**EXERCISE TASK**
Write out each entry again. Keep every word exactly as it is.

⟨

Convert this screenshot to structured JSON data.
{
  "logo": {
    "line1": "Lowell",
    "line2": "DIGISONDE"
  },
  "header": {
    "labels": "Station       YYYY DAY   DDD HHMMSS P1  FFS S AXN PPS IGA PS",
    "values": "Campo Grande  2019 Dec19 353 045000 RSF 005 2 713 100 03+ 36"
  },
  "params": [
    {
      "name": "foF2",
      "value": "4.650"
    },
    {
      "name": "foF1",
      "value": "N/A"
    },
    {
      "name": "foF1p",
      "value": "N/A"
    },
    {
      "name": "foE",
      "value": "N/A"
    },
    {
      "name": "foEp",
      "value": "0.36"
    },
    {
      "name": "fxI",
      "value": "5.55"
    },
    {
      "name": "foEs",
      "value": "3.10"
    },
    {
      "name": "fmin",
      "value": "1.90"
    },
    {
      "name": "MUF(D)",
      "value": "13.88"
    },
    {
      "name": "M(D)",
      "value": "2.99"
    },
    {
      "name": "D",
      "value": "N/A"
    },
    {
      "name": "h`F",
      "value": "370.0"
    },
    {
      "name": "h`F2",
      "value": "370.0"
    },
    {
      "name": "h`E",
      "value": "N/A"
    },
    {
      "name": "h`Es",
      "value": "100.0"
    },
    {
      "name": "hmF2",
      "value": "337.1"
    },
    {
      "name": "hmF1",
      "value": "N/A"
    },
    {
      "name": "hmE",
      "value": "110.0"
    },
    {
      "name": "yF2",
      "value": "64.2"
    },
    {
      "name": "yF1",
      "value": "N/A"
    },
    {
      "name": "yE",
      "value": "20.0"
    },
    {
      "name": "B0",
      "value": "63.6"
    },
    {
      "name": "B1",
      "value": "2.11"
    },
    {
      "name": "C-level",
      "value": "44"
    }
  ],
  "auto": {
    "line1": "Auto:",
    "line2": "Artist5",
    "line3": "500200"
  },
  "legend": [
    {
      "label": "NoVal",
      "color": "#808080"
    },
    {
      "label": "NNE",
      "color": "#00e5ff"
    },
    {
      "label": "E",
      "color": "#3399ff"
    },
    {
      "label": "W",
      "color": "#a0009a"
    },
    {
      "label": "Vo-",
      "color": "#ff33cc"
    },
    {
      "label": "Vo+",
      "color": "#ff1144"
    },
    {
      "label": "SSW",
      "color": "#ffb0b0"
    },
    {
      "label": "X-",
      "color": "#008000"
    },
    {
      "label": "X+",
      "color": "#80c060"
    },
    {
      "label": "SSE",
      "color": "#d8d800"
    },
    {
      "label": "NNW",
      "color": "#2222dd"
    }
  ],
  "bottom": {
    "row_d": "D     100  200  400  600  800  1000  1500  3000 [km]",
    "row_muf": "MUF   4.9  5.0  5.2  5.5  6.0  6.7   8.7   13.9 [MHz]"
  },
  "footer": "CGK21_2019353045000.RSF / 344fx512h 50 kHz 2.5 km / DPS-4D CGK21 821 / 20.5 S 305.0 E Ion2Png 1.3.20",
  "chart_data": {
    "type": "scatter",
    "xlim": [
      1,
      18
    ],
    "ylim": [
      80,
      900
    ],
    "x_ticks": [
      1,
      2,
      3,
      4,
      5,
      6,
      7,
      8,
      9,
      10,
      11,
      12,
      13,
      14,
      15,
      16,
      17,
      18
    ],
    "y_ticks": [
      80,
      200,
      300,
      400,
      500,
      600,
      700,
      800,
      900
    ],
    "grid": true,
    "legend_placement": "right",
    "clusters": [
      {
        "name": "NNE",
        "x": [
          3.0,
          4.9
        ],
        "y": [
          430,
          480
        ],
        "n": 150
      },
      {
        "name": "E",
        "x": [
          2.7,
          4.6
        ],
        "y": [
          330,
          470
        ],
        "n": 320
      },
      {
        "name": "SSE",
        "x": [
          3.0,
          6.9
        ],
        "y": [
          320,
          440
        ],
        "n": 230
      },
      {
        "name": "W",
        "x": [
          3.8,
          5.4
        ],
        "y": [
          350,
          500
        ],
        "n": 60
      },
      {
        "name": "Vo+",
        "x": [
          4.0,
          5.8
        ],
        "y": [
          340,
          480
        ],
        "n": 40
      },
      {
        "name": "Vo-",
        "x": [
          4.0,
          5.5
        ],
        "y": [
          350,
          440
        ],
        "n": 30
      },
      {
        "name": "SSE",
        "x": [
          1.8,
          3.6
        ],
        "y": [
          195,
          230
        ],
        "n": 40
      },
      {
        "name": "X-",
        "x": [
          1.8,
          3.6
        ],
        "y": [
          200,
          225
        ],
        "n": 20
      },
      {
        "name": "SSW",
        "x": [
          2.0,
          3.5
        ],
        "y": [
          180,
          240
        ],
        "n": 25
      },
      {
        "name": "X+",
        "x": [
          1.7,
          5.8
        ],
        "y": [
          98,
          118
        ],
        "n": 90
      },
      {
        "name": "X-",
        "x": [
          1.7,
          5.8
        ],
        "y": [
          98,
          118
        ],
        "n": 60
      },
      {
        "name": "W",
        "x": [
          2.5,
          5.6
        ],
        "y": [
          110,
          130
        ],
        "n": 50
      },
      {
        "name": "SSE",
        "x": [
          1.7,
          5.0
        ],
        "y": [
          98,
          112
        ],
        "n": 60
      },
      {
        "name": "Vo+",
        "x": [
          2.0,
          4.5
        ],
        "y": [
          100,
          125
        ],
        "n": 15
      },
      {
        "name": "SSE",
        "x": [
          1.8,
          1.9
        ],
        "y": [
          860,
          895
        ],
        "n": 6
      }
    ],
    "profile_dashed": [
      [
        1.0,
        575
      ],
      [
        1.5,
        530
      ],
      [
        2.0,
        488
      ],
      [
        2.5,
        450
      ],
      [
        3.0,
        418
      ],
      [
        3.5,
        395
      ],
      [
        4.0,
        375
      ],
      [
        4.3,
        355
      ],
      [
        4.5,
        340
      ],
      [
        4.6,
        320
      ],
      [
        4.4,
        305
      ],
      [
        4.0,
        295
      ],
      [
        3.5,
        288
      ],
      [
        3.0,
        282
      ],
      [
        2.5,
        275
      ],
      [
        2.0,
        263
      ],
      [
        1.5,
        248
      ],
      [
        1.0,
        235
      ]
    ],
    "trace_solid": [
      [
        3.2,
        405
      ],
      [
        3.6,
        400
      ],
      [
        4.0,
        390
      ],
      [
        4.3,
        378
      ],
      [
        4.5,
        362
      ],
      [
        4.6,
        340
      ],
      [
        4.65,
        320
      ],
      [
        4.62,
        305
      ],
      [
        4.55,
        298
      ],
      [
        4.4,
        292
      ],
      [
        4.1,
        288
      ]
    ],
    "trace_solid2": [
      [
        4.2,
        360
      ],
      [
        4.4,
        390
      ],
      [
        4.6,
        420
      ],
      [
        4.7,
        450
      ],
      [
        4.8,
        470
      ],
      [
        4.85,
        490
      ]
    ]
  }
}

⟩

**CORRECT RESULT**
Convert this screenshot to structured JSON data.
{
  "logo": {
    "line1": "Lowell",
    "line2": "DIGISONDE"
  },
  "header": {
    "labels": "Station       YYYY DAY   DDD HHMMSS P1  FFS S AXN PPS IGA PS",
    "values": "Campo Grande  2019 Dec19 353 045000 RSF 005 2 713 100 03+ 36"
  },
  "params": [
    {
      "name": "foF2",
      "value": "4.650"
    },
    {
      "name": "foF1",
      "value": "N/A"
    },
    {
      "name": "foF1p",
      "value": "N/A"
    },
    {
      "name": "foE",
      "value": "N/A"
    },
    {
      "name": "foEp",
      "value": "0.36"
    },
    {
      "name": "fxI",
      "value": "5.55"
    },
    {
      "name": "foEs",
      "value": "3.10"
    },
    {
      "name": "fmin",
      "value": "1.90"
    },
    {
      "name": "MUF(D)",
      "value": "13.88"
    },
    {
      "name": "M(D)",
      "value": "2.99"
    },
    {
      "name": "D",
      "value": "N/A"
    },
    {
      "name": "h`F",
      "value": "370.0"
    },
    {
      "name": "h`F2",
      "value": "370.0"
    },
    {
      "name": "h`E",
      "value": "N/A"
    },
    {
      "name": "h`Es",
      "value": "100.0"
    },
    {
      "name": "hmF2",
      "value": "337.1"
    },
    {
      "name": "hmF1",
      "value": "N/A"
    },
    {
      "name": "hmE",
      "value": "110.0"
    },
    {
      "name": "yF2",
      "value": "64.2"
    },
    {
      "name": "yF1",
      "value": "N/A"
    },
    {
      "name": "yE",
      "value": "20.0"
    },
    {
      "name": "B0",
      "value": "63.6"
    },
    {
      "name": "B1",
      "value": "2.11"
    },
    {
      "name": "C-level",
      "value": "44"
    }
  ],
  "auto": {
    "line1": "Auto:",
    "line2": "Artist5",
    "line3": "500200"
  },
  "legend": [
    {
      "label": "NoVal",
      "color": "#808080"
    },
    {
      "label": "NNE",
      "color": "#00e5ff"
    },
    {
      "label": "E",
      "color": "#3399ff"
    },
    {
      "label": "W",
      "color": "#a0009a"
    },
    {
      "label": "Vo-",
      "color": "#ff33cc"
    },
    {
      "label": "Vo+",
      "color": "#ff1144"
    },
    {
      "label": "SSW",
      "color": "#ffb0b0"
    },
    {
      "label": "X-",
      "color": "#008000"
    },
    {
      "label": "X+",
      "color": "#80c060"
    },
    {
      "label": "SSE",
      "color": "#d8d800"
    },
    {
      "label": "NNW",
      "color": "#2222dd"
    }
  ],
  "bottom": {
    "row_d": "D     100  200  400  600  800  1000  1500  3000 [km]",
    "row_muf": "MUF   4.9  5.0  5.2  5.5  6.0  6.7   8.7   13.9 [MHz]"
  },
  "footer": "CGK21_2019353045000.RSF / 344fx512h 50 kHz 2.5 km / DPS-4D CGK21 821 / 20.5 S 305.0 E Ion2Png 1.3.20",
  "chart_data": {
    "type": "scatter",
    "xlim": [
      1,
      18
    ],
    "ylim": [
      80,
      900
    ],
    "x_ticks": [
      1,
      2,
      3,
      4,
      5,
      6,
      7,
      8,
      9,
      10,
      11,
      12,
      13,
      14,
      15,
      16,
      17,
      18
    ],
    "y_ticks": [
      80,
      200,
      300,
      400,
      500,
      600,
      700,
      800,
      900
    ],
    "grid": true,
    "legend_placement": "right",
    "clusters": [
      {
        "name": "NNE",
        "x": [
          3.0,
          4.9
        ],
        "y": [
          430,
          480
        ],
        "n": 150
      },
      {
        "name": "E",
        "x": [
          2.7,
          4.6
        ],
        "y": [
          330,
          470
        ],
        "n": 320
      },
      {
        "name": "SSE",
        "x": [
          3.0,
          6.9
        ],
        "y": [
          320,
          440
        ],
        "n": 230
      },
      {
        "name": "W",
        "x": [
          3.8,
          5.4
        ],
        "y": [
          350,
          500
        ],
        "n": 60
      },
      {
        "name": "Vo+",
        "x": [
          4.0,
          5.8
        ],
        "y": [
          340,
          480
        ],
        "n": 40
      },
      {
        "name": "Vo-",
        "x": [
          4.0,
          5.5
        ],
        "y": [
          350,
          440
        ],
        "n": 30
      },
      {
        "name": "SSE",
        "x": [
          1.8,
          3.6
        ],
        "y": [
          195,
          230
        ],
        "n": 40
      },
      {
        "name": "X-",
        "x": [
          1.8,
          3.6
        ],
        "y": [
          200,
          225
        ],
        "n": 20
      },
      {
        "name": "SSW",
        "x": [
          2.0,
          3.5
        ],
        "y": [
          180,
          240
        ],
        "n": 25
      },
      {
        "name": "X+",
        "x": [
          1.7,
          5.8
        ],
        "y": [
          98,
          118
        ],
        "n": 90
      },
      {
        "name": "X-",
        "x": [
          1.7,
          5.8
        ],
        "y": [
          98,
          118
        ],
        "n": 60
      },
      {
        "name": "W",
        "x": [
          2.5,
          5.6
        ],
        "y": [
          110,
          130
        ],
        "n": 50
      },
      {
        "name": "SSE",
        "x": [
          1.7,
          5.0
        ],
        "y": [
          98,
          112
        ],
        "n": 60
      },
      {
        "name": "Vo+",
        "x": [
          2.0,
          4.5
        ],
        "y": [
          100,
          125
        ],
        "n": 15
      },
      {
        "name": "SSE",
        "x": [
          1.8,
          1.9
        ],
        "y": [
          860,
          895
        ],
        "n": 6
      }
    ],
    "profile_dashed": [
      [
        1.0,
        575
      ],
      [
        1.5,
        530
      ],
      [
        2.0,
        488
      ],
      [
        2.5,
        450
      ],
      [
        3.0,
        418
      ],
      [
        3.5,
        395
      ],
      [
        4.0,
        375
      ],
      [
        4.3,
        355
      ],
      [
        4.5,
        340
      ],
      [
        4.6,
        320
      ],
      [
        4.4,
        305
      ],
      [
        4.0,
        295
      ],
      [
        3.5,
        288
      ],
      [
        3.0,
        282
      ],
      [
        2.5,
        275
      ],
      [
        2.0,
        263
      ],
      [
        1.5,
        248
      ],
      [
        1.0,
        235
      ]
    ],
    "trace_solid": [
      [
        3.2,
        405
      ],
      [
        3.6,
        400
      ],
      [
        4.0,
        390
      ],
      [
        4.3,
        378
      ],
      [
        4.5,
        362
      ],
      [
        4.6,
        340
      ],
      [
        4.65,
        320
      ],
      [
        4.62,
        305
      ],
      [
        4.55,
        298
      ],
      [
        4.4,
        292
      ],
      [
        4.1,
        288
      ]
    ],
    "trace_solid2": [
      [
        4.2,
        360
      ],
      [
        4.4,
        390
      ],
      [
        4.6,
        420
      ],
      [
        4.7,
        450
      ],
      [
        4.8,
        470
      ],
      [
        4.85,
        490
      ]
    ]
  }
}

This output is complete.